**AIM OF THE TASK:**
Give nothing except the number of lines containing the word "menu".

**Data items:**

******************************

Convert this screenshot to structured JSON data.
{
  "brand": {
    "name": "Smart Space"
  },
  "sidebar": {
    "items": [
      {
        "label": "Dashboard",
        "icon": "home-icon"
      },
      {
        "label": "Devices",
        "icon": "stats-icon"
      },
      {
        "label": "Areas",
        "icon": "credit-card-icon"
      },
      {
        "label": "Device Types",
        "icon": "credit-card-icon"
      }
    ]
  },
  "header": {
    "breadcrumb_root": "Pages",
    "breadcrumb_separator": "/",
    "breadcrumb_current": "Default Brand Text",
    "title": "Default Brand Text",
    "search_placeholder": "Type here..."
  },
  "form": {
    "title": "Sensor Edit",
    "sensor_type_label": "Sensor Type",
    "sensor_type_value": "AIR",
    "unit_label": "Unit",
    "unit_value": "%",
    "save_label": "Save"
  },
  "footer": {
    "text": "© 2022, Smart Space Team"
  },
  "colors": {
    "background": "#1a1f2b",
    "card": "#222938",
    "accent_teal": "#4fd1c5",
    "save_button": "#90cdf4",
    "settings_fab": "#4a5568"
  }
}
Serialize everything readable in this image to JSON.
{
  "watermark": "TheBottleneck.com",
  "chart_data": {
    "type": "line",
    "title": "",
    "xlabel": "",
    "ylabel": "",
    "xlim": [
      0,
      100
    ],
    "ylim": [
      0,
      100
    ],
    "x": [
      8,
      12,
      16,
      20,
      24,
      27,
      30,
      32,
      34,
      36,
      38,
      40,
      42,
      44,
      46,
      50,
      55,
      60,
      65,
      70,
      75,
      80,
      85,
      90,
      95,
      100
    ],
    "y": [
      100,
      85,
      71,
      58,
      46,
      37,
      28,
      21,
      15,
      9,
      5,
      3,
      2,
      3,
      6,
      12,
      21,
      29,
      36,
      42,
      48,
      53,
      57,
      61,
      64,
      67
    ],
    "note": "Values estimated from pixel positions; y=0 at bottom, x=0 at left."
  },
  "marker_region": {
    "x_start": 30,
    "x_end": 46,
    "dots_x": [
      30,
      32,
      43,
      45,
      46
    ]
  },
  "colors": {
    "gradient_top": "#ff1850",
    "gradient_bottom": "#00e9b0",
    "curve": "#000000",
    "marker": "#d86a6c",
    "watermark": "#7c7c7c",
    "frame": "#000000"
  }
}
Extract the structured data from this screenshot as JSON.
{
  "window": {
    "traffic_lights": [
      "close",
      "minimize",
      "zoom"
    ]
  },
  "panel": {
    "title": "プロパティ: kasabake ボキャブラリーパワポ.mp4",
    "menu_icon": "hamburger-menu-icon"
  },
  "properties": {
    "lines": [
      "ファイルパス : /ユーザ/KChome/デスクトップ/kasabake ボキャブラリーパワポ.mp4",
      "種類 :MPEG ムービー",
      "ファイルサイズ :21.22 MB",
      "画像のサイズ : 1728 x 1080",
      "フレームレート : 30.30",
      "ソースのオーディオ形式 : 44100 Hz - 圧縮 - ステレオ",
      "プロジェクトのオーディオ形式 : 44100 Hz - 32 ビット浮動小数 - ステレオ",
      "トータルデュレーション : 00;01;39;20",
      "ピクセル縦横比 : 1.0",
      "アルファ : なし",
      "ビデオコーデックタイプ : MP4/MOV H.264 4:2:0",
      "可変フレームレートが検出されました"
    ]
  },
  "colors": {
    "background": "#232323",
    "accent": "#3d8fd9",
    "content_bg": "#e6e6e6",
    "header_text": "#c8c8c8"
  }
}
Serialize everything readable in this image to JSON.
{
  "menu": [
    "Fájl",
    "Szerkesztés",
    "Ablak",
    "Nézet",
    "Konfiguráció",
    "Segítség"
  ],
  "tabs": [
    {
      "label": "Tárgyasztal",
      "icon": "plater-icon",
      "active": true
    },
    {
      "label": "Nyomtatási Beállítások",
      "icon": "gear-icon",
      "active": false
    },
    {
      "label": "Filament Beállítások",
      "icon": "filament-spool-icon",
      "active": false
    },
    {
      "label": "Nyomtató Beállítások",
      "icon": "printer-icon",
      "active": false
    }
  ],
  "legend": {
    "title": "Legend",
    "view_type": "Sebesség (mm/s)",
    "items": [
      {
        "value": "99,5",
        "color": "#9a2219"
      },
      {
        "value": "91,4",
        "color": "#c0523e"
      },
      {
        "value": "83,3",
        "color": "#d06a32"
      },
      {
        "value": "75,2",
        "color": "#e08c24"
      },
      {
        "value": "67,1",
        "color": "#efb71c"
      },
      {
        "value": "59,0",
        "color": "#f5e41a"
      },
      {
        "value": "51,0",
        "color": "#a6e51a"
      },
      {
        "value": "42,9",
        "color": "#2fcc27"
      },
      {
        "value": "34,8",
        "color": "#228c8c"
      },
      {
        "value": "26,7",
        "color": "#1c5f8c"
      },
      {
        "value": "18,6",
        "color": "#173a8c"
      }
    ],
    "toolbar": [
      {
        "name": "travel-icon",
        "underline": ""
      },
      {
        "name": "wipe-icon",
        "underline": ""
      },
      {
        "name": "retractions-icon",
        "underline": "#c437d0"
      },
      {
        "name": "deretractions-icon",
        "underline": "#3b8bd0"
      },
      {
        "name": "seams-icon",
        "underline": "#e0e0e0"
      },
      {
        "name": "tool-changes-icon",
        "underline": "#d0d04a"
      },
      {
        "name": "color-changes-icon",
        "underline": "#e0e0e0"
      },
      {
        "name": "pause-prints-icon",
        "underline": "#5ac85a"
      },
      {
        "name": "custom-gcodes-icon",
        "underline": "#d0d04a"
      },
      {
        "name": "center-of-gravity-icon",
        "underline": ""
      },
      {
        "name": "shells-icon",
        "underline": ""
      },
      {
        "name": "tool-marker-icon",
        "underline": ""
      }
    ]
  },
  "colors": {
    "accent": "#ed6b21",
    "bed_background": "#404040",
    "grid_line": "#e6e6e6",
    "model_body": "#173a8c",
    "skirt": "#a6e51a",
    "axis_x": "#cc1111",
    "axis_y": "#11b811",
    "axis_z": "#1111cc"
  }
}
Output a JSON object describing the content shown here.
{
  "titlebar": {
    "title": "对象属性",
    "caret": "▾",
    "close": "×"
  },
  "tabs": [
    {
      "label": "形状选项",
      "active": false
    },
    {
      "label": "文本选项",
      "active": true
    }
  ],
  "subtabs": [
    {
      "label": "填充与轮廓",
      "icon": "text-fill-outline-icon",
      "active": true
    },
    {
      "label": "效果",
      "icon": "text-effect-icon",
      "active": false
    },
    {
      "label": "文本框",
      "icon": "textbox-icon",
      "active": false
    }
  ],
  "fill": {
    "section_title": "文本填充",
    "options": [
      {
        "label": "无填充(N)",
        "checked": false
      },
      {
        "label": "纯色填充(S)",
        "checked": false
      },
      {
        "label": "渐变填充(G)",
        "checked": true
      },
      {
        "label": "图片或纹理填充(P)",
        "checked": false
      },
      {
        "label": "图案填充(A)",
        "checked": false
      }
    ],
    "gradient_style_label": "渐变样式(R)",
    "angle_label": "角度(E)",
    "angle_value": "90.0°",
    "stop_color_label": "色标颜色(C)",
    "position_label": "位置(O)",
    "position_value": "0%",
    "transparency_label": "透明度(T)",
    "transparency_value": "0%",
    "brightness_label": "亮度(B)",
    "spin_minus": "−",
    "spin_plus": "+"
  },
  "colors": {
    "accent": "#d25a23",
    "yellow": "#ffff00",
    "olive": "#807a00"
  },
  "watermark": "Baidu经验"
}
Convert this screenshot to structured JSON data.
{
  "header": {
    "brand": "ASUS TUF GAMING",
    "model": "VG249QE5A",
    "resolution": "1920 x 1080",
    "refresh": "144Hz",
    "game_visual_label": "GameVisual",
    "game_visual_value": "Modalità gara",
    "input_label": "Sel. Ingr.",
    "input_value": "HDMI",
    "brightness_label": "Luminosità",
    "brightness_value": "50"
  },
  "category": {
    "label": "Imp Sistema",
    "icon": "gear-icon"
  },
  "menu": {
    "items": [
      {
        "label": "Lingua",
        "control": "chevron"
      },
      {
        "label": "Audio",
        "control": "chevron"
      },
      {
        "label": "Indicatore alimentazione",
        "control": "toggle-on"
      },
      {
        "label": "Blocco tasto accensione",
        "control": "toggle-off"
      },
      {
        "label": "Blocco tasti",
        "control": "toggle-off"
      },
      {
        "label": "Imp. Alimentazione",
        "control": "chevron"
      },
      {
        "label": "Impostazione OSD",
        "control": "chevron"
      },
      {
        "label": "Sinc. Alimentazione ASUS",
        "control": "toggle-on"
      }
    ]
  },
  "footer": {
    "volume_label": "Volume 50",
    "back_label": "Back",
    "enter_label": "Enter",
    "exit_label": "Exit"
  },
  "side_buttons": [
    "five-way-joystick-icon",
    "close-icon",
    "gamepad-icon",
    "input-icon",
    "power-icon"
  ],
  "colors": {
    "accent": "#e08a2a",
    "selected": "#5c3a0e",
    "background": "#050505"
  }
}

******************************

**FULL ANSWER:**
3